### DATA SHOWN
========
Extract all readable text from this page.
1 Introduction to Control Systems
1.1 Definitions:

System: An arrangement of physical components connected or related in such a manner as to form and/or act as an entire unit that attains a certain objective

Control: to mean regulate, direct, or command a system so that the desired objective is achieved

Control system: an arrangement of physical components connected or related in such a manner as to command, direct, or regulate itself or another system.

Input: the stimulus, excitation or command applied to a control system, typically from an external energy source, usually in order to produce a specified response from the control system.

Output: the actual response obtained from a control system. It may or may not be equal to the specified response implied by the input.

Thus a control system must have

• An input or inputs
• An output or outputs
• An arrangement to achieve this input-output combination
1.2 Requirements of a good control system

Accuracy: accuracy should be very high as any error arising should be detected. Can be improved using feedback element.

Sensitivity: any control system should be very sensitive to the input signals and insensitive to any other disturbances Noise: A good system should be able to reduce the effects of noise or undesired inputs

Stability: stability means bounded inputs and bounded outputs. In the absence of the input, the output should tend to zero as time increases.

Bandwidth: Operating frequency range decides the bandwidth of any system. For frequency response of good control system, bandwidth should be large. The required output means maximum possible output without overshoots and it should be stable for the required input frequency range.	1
========
### WORK REQUIRED
Copy out each line above, character for character.

### ANSWER TO THE TASK
Extract all readable text from this page.
1 Introduction to Control Systems
1.1 Definitions:

System: An arrangement of physical components connected or related in such a manner as to form and/or act as an entire unit that attains a certain objective

Control: to mean regulate, direct, or command a system so that the desired objective is achieved

Control system: an arrangement of physical components connected or related in such a manner as to command, direct, or regulate itself or another system.

Input: the stimulus, excitation or command applied to a control system, typically from an external energy source, usually in order to produce a specified response from the control system.

Output: the actual response obtained from a control system. It may or may not be equal to the specified response implied by the input.

Thus a control system must have

• An input or inputs
• An output or outputs
• An arrangement to achieve this input-output combination
1.2 Requirements of a good control system

Accuracy: accuracy should be very high as any error arising should be detected. Can be improved using feedback element.

Sensitivity: any control system should be very sensitive to the input signals and insensitive to any other disturbances Noise: A good system should be able to reduce the effects of noise or undesired inputs

Stability: stability means bounded inputs and bounded outputs. In the absence of the input, the output should tend to zero as time increases.

Bandwidth: Operating frequency range decides the bandwidth of any system. For frequency response of good control system, bandwidth should be large. The required output means maximum possible output without overshoots and it should be stable for the required input frequency range.	1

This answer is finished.